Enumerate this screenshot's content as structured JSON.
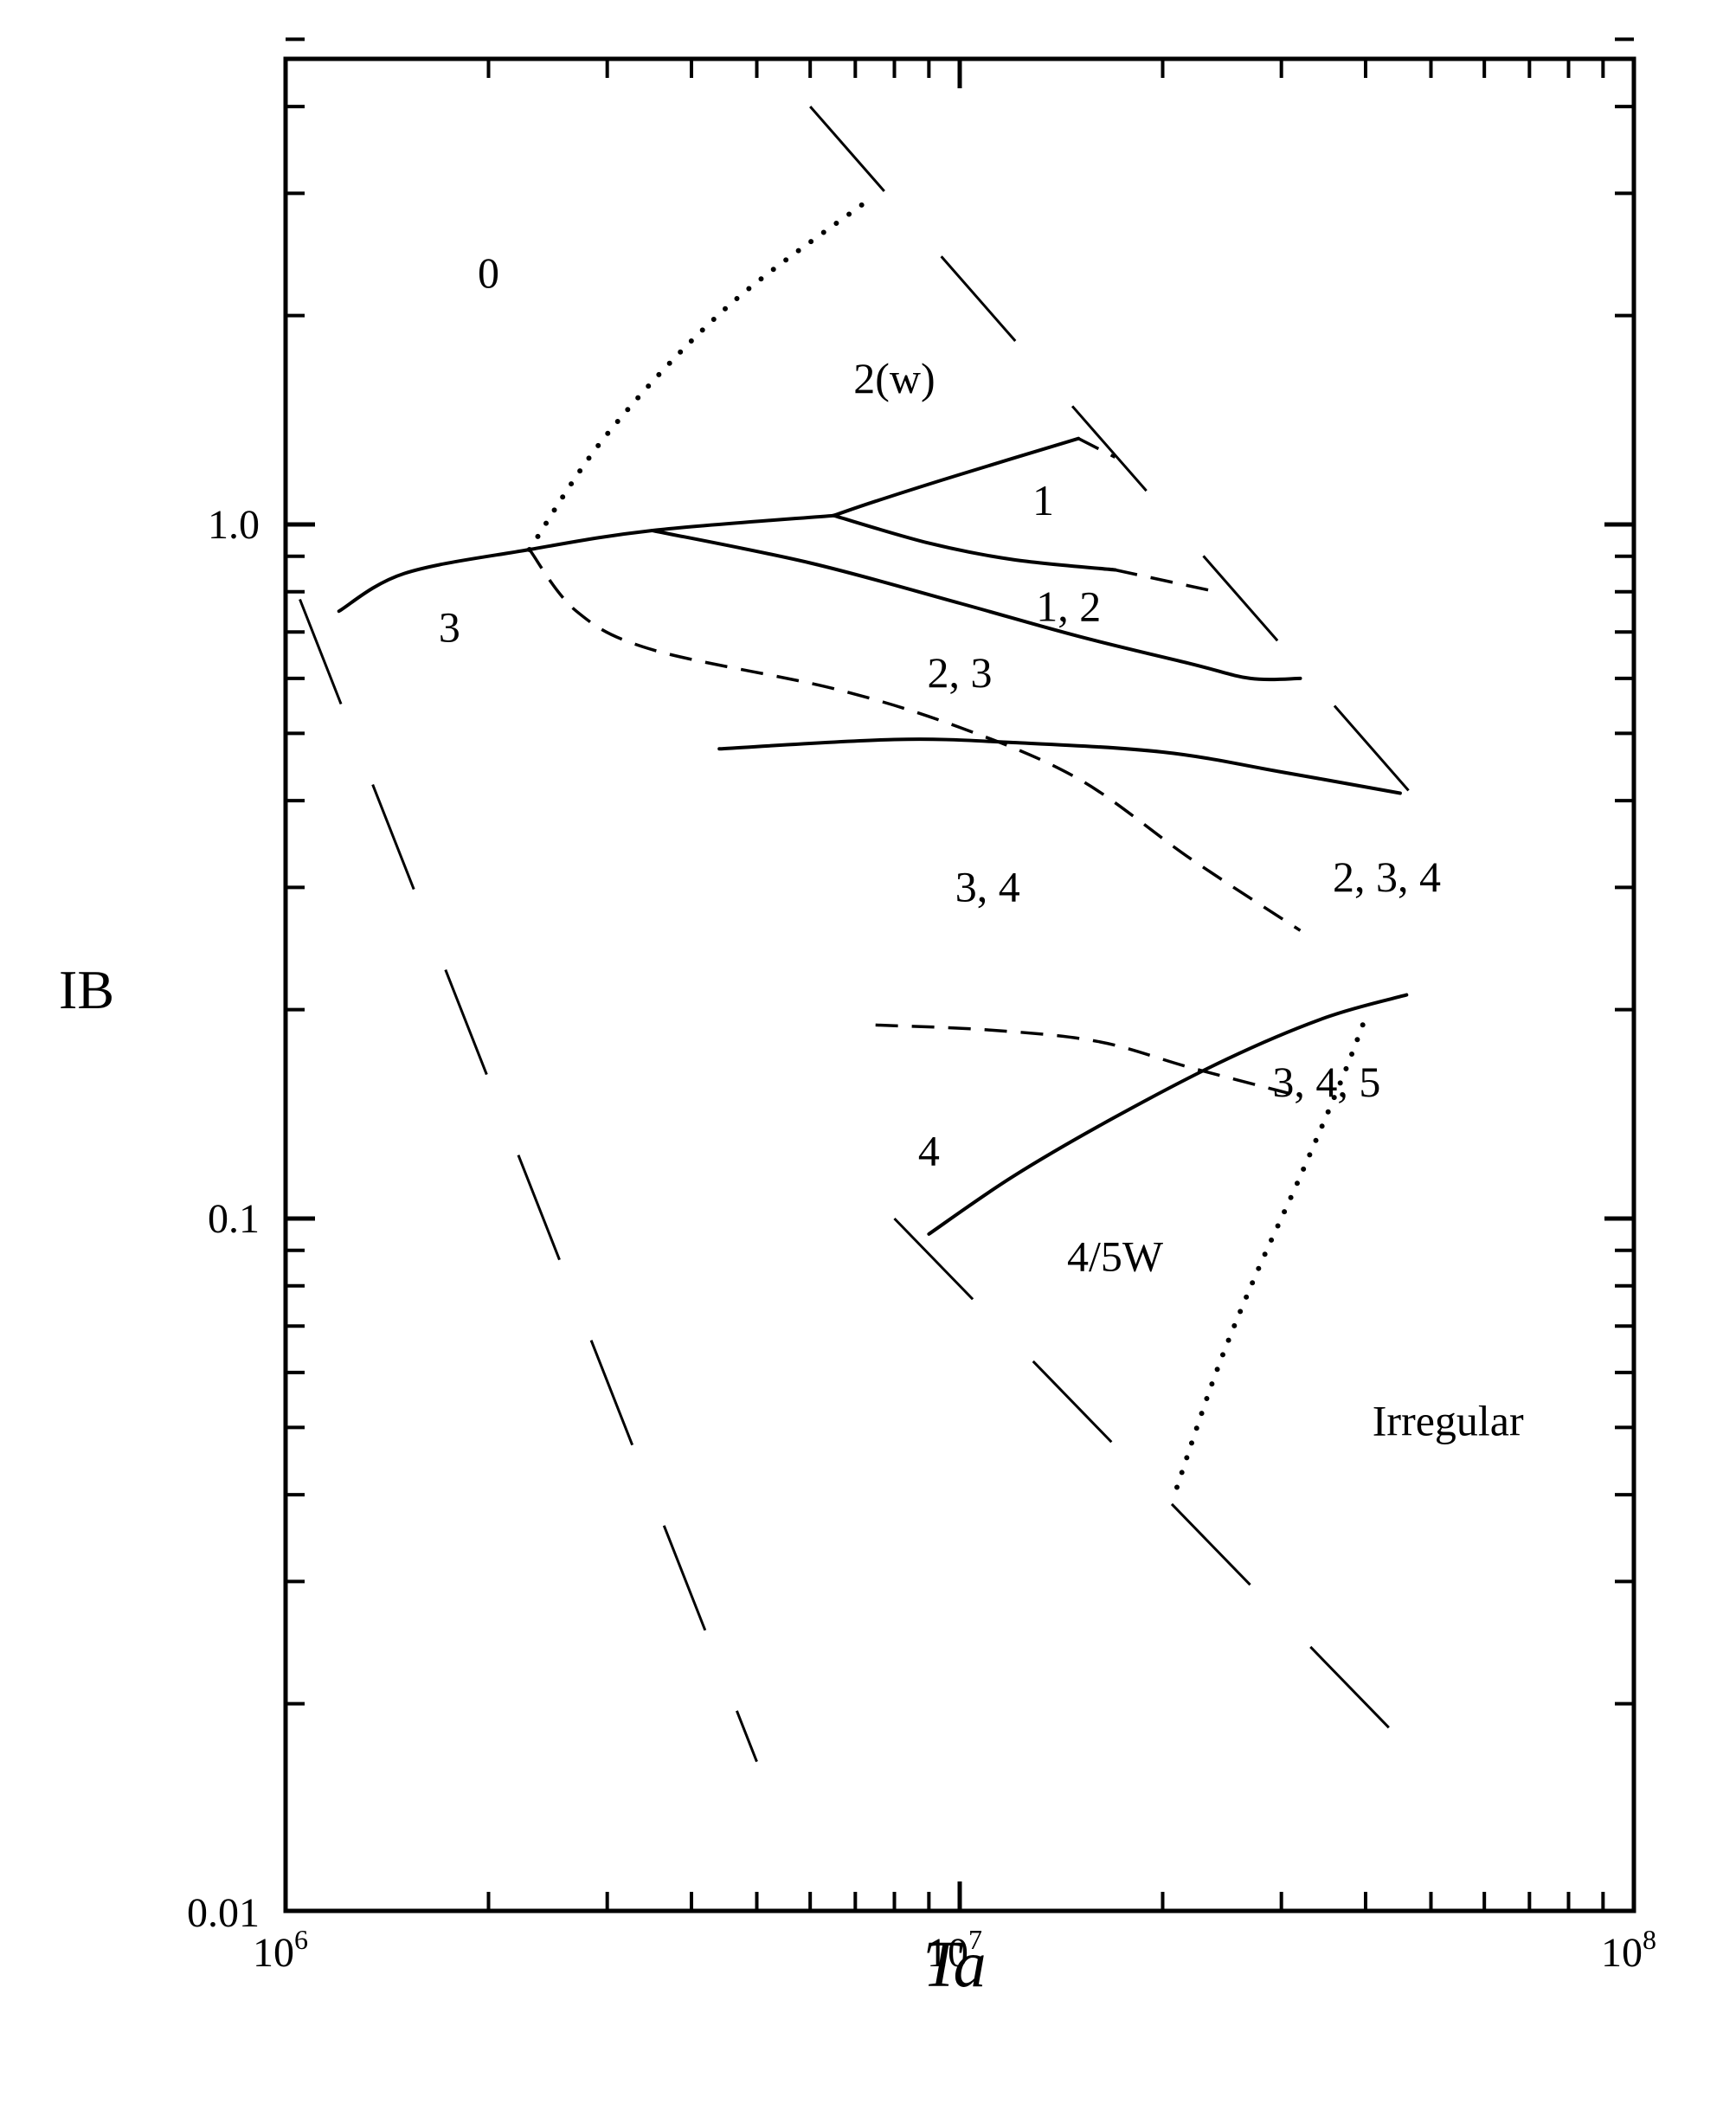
{
  "chart_data": {
    "type": "line",
    "xlabel": "Ta",
    "ylabel": "IB",
    "xscale": "log",
    "yscale": "log",
    "xlim": [
      1000000,
      100000000
    ],
    "ylim": [
      0.01,
      5.5
    ],
    "x_ticks": [
      {
        "value": 1000000,
        "base": "10",
        "exp": "6"
      },
      {
        "value": 10000000,
        "base": "10",
        "exp": "7"
      },
      {
        "value": 100000000,
        "base": "10",
        "exp": "8"
      }
    ],
    "y_ticks": [
      {
        "value": 0.01,
        "label": "0.01"
      },
      {
        "value": 0.1,
        "label": "0.1"
      },
      {
        "value": 1.0,
        "label": "1.0"
      }
    ],
    "grid": false,
    "curves": [
      {
        "style": "solid",
        "x": [
          1200000,
          1500000,
          2300000,
          3500000,
          6500000
        ],
        "y": [
          0.75,
          0.85,
          0.92,
          0.98,
          1.03
        ]
      },
      {
        "style": "solid",
        "x": [
          6500000,
          7500000,
          10000000,
          15000000
        ],
        "y": [
          1.03,
          1.08,
          1.18,
          1.33
        ]
      },
      {
        "style": "dashed",
        "x": [
          15000000,
          17000000
        ],
        "y": [
          1.33,
          1.25
        ]
      },
      {
        "style": "solid",
        "x": [
          6500000,
          9000000,
          12000000,
          17000000
        ],
        "y": [
          1.03,
          0.94,
          0.89,
          0.86
        ]
      },
      {
        "style": "dashed",
        "x": [
          17000000,
          24000000
        ],
        "y": [
          0.86,
          0.8
        ]
      },
      {
        "style": "solid",
        "x": [
          3500000,
          6000000,
          10000000,
          15000000,
          22000000,
          27000000,
          32000000
        ],
        "y": [
          0.98,
          0.88,
          0.77,
          0.69,
          0.63,
          0.6,
          0.6
        ]
      },
      {
        "style": "dashed",
        "x": [
          2300000,
          2700000,
          3500000,
          6500000,
          10000000,
          15000000,
          22000000,
          32000000
        ],
        "y": [
          0.92,
          0.75,
          0.66,
          0.58,
          0.51,
          0.43,
          0.33,
          0.26
        ]
      },
      {
        "style": "solid",
        "x": [
          4400000,
          8000000,
          12000000,
          20000000,
          30000000,
          45000000
        ],
        "y": [
          0.475,
          0.49,
          0.485,
          0.47,
          0.44,
          0.41
        ]
      },
      {
        "style": "dashed",
        "x": [
          7500000,
          11000000,
          16000000,
          22000000,
          32000000
        ],
        "y": [
          0.19,
          0.187,
          0.18,
          0.165,
          0.15
        ]
      },
      {
        "style": "solid",
        "x": [
          9000000,
          12000000,
          17000000,
          25000000,
          35000000,
          46000000
        ],
        "y": [
          0.095,
          0.115,
          0.14,
          0.17,
          0.195,
          0.21
        ]
      },
      {
        "style": "dotted",
        "x": [
          2300000,
          3000000,
          4500000,
          7200000
        ],
        "y": [
          0.92,
          1.35,
          2.05,
          2.9
        ]
      },
      {
        "style": "dotted",
        "x": [
          21000000,
          24000000,
          27500000,
          32000000,
          37000000,
          40000000
        ],
        "y": [
          0.041,
          0.06,
          0.083,
          0.115,
          0.16,
          0.195
        ]
      },
      {
        "style": "long-dash",
        "x": [
          1050000,
          5000000
        ],
        "y": [
          0.78,
          0.0165
        ]
      },
      {
        "style": "long-dash",
        "x": [
          6000000,
          50000000
        ],
        "y": [
          4.0,
          0.38
        ]
      },
      {
        "style": "long-dash",
        "x": [
          8000000,
          50000000
        ],
        "y": [
          0.1,
          0.016
        ]
      }
    ],
    "regions": [
      {
        "label": "0",
        "x": 2000000,
        "y": 2.3
      },
      {
        "label": "2(w)",
        "x": 8000000,
        "y": 1.62
      },
      {
        "label": "1",
        "x": 13300000,
        "y": 1.08
      },
      {
        "label": "1, 2",
        "x": 14500000,
        "y": 0.76
      },
      {
        "label": "3",
        "x": 1750000,
        "y": 0.71
      },
      {
        "label": "2, 3",
        "x": 10000000,
        "y": 0.61
      },
      {
        "label": "3, 4",
        "x": 11000000,
        "y": 0.3
      },
      {
        "label": "2, 3, 4",
        "x": 43000000,
        "y": 0.31
      },
      {
        "label": "3, 4, 5",
        "x": 35000000,
        "y": 0.157
      },
      {
        "label": "4",
        "x": 9000000,
        "y": 0.125
      },
      {
        "label": "4/5W",
        "x": 17000000,
        "y": 0.088
      },
      {
        "label": "Irregular",
        "x": 53000000,
        "y": 0.051
      }
    ]
  }
}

.....

Keep the pictures out of the copy and write out the data exactly as it stands.

Enumerate this screenshot's content as structured JSON.
{
  "chart_data": {
    "type": "line",
    "xlabel": "Ta",
    "ylabel": "IB",
    "xscale": "log",
    "yscale": "log",
    "xlim": [
      1000000,
      100000000
    ],
    "ylim": [
      0.01,
      5.5
    ],
    "x_ticks": [
      {
        "value": 1000000,
        "base": "10",
        "exp": "6"
      },
      {
        "value": 10000000,
        "base": "10",
        "exp": "7"
      },
      {
        "value": 100000000,
        "base": "10",
        "exp": "8"
      }
    ],
    "y_ticks": [
      {
        "value": 0.01,
        "label": "0.01"
      },
      {
        "value": 0.1,
        "label": "0.1"
      },
      {
        "value": 1.0,
        "label": "1.0"
      }
    ],
    "grid": false,
    "curves": [
      {
        "style": "solid",
        "x": [
          1200000,
          1500000,
          2300000,
          3500000,
          6500000
        ],
        "y": [
          0.75,
          0.85,
          0.92,
          0.98,
          1.03
        ]
      },
      {
        "style": "solid",
        "x": [
          6500000,
          7500000,
          10000000,
          15000000
        ],
        "y": [
          1.03,
          1.08,
          1.18,
          1.33
        ]
      },
      {
        "style": "dashed",
        "x": [
          15000000,
          17000000
        ],
        "y": [
          1.33,
          1.25
        ]
      },
      {
        "style": "solid",
        "x": [
          6500000,
          9000000,
          12000000,
          17000000
        ],
        "y": [
          1.03,
          0.94,
          0.89,
          0.86
        ]
      },
      {
        "style": "dashed",
        "x": [
          17000000,
          24000000
        ],
        "y": [
          0.86,
          0.8
        ]
      },
      {
        "style": "solid",
        "x": [
          3500000,
          6000000,
          10000000,
          15000000,
          22000000,
          27000000,
          32000000
        ],
        "y": [
          0.98,
          0.88,
          0.77,
          0.69,
          0.63,
          0.6,
          0.6
        ]
      },
      {
        "style": "dashed",
        "x": [
          2300000,
          2700000,
          3500000,
          6500000,
          10000000,
          15000000,
          22000000,
          32000000
        ],
        "y": [
          0.92,
          0.75,
          0.66,
          0.58,
          0.51,
          0.43,
          0.33,
          0.26
        ]
      },
      {
        "style": "solid",
        "x": [
          4400000,
          8000000,
          12000000,
          20000000,
          30000000,
          45000000
        ],
        "y": [
          0.475,
          0.49,
          0.485,
          0.47,
          0.44,
          0.41
        ]
      },
      {
        "style": "dashed",
        "x": [
          7500000,
          11000000,
          16000000,
          22000000,
          32000000
        ],
        "y": [
          0.19,
          0.187,
          0.18,
          0.165,
          0.15
        ]
      },
      {
        "style": "solid",
        "x": [
          9000000,
          12000000,
          17000000,
          25000000,
          35000000,
          46000000
        ],
        "y": [
          0.095,
          0.115,
          0.14,
          0.17,
          0.195,
          0.21
        ]
      },
      {
        "style": "dotted",
        "x": [
          2300000,
          3000000,
          4500000,
          7200000
        ],
        "y": [
          0.92,
          1.35,
          2.05,
          2.9
        ]
      },
      {
        "style": "dotted",
        "x": [
          21000000,
          24000000,
          27500000,
          32000000,
          37000000,
          40000000
        ],
        "y": [
          0.041,
          0.06,
          0.083,
          0.115,
          0.16,
          0.195
        ]
      },
      {
        "style": "long-dash",
        "x": [
          1050000,
          5000000
        ],
        "y": [
          0.78,
          0.0165
        ]
      },
      {
        "style": "long-dash",
        "x": [
          6000000,
          50000000
        ],
        "y": [
          4.0,
          0.38
        ]
      },
      {
        "style": "long-dash",
        "x": [
          8000000,
          50000000
        ],
        "y": [
          0.1,
          0.016
        ]
      }
    ],
    "regions": [
      {
        "label": "0",
        "x": 2000000,
        "y": 2.3
      },
      {
        "label": "2(w)",
        "x": 8000000,
        "y": 1.62
      },
      {
        "label": "1",
        "x": 13300000,
        "y": 1.08
      },
      {
        "label": "1, 2",
        "x": 14500000,
        "y": 0.76
      },
      {
        "label": "3",
        "x": 1750000,
        "y": 0.71
      },
      {
        "label": "2, 3",
        "x": 10000000,
        "y": 0.61
      },
      {
        "label": "3, 4",
        "x": 11000000,
        "y": 0.3
      },
      {
        "label": "2, 3, 4",
        "x": 43000000,
        "y": 0.31
      },
      {
        "label": "3, 4, 5",
        "x": 35000000,
        "y": 0.157
      },
      {
        "label": "4",
        "x": 9000000,
        "y": 0.125
      },
      {
        "label": "4/5W",
        "x": 17000000,
        "y": 0.088
      },
      {
        "label": "Irregular",
        "x": 53000000,
        "y": 0.051
      }
    ]
  }
}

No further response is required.